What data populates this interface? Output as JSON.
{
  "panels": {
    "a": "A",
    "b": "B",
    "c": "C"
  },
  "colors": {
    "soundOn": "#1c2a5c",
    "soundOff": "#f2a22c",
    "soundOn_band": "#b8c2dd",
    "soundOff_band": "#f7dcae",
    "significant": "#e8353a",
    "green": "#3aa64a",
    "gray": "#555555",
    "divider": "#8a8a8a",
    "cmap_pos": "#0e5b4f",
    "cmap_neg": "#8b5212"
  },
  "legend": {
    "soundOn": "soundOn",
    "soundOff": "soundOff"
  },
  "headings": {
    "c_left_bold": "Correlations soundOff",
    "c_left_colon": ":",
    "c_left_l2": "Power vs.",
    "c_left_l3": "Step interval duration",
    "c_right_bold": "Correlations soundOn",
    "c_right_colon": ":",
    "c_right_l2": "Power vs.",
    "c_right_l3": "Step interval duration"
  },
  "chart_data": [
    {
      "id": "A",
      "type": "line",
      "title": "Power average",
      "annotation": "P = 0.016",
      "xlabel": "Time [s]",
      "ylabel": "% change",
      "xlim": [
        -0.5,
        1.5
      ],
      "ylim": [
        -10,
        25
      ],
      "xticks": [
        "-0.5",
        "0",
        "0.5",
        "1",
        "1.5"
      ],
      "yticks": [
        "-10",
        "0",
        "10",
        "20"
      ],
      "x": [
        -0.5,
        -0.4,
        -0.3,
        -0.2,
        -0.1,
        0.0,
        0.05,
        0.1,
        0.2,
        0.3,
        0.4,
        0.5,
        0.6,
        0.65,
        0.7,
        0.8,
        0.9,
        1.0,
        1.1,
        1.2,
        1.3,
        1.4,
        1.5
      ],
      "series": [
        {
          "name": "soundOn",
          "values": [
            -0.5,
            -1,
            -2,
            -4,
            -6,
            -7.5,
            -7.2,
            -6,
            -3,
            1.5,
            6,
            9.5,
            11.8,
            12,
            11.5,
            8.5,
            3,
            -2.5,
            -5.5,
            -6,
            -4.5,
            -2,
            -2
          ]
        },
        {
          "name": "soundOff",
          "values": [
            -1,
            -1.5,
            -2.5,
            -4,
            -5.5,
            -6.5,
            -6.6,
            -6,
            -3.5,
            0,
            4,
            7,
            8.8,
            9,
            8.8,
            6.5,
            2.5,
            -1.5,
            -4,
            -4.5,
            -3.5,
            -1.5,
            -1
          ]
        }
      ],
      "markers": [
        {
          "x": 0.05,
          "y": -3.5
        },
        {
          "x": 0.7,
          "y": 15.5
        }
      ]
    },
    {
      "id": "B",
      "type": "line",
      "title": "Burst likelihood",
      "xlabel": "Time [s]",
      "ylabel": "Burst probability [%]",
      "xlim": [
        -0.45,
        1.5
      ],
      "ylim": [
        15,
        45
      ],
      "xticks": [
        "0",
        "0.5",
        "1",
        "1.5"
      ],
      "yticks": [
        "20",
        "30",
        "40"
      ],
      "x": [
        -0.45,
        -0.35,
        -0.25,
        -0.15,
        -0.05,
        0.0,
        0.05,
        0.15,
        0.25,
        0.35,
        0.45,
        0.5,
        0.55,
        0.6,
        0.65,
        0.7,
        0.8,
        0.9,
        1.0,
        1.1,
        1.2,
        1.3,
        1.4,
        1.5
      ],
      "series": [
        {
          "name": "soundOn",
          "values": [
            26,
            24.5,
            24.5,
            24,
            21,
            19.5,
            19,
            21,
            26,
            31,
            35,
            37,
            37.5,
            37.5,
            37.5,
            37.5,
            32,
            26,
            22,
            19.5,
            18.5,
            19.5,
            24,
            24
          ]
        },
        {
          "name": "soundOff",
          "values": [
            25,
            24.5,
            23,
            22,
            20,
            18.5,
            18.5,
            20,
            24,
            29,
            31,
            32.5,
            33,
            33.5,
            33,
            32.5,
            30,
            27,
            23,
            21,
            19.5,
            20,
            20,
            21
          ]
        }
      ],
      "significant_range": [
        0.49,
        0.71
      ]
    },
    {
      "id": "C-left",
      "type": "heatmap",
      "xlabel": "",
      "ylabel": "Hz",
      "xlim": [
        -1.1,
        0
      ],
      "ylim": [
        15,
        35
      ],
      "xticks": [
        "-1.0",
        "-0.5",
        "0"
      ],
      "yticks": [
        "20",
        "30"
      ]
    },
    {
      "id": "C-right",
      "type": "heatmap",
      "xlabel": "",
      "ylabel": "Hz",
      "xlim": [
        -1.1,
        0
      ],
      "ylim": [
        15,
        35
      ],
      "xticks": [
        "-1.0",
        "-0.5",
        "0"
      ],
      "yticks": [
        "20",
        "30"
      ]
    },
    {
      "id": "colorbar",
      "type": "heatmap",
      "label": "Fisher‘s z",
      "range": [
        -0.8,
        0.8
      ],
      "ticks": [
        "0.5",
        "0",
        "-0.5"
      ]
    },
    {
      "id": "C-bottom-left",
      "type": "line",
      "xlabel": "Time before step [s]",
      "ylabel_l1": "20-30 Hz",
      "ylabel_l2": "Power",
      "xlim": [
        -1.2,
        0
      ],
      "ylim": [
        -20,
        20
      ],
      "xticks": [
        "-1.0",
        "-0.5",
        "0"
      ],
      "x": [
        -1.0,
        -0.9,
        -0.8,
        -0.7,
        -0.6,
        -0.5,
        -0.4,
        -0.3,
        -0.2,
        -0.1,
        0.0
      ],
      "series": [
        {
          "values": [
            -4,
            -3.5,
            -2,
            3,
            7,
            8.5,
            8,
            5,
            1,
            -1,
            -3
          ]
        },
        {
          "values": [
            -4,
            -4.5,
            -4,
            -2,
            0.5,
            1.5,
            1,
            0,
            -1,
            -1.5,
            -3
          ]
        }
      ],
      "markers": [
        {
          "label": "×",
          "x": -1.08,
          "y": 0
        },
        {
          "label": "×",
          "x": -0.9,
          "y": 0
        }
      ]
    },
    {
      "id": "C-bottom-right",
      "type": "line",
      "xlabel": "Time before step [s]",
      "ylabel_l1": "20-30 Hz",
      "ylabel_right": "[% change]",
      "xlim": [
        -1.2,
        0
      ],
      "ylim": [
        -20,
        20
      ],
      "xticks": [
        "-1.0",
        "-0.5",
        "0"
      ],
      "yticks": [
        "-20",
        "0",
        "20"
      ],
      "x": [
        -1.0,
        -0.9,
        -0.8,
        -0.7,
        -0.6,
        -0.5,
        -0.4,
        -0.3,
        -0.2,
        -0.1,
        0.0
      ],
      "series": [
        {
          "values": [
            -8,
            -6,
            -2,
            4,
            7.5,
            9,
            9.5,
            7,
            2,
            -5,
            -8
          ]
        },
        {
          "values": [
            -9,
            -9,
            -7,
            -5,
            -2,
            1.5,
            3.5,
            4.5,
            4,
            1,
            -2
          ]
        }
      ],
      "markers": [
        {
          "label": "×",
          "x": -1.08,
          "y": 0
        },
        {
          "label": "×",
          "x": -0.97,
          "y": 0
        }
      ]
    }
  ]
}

★ ★ ★ ★

» **Directions**
Scan the entries above and work out how many lines include the word "Burst"; the reply is that number alone.

» **Response to the task**
2